BEGIN Records to use

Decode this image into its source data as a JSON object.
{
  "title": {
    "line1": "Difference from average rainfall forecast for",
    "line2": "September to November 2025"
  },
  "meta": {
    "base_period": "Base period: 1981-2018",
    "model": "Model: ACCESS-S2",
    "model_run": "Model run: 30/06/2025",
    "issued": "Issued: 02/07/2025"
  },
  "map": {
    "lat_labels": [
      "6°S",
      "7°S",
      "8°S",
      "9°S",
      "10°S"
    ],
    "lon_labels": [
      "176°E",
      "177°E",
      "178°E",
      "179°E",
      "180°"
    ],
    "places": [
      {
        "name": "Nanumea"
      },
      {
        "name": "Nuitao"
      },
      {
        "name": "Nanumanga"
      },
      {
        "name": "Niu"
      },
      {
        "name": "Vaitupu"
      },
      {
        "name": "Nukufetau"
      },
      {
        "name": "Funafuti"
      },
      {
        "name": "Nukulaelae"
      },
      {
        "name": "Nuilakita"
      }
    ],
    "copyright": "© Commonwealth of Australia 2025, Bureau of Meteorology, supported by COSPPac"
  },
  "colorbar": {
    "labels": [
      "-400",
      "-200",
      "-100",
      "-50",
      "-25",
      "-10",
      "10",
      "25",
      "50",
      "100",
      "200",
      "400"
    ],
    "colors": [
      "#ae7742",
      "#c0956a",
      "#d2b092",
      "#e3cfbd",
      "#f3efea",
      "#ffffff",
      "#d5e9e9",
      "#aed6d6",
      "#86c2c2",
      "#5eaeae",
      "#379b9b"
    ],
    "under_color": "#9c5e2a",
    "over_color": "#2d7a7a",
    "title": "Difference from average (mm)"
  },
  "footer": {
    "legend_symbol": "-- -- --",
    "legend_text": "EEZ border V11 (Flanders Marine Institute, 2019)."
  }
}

END Records to use

■ Directions
Copy, from the material above, each line in which the string "title" occurs.

■ Completed exercise
  "title": {
    "title": "Difference from average (mm)"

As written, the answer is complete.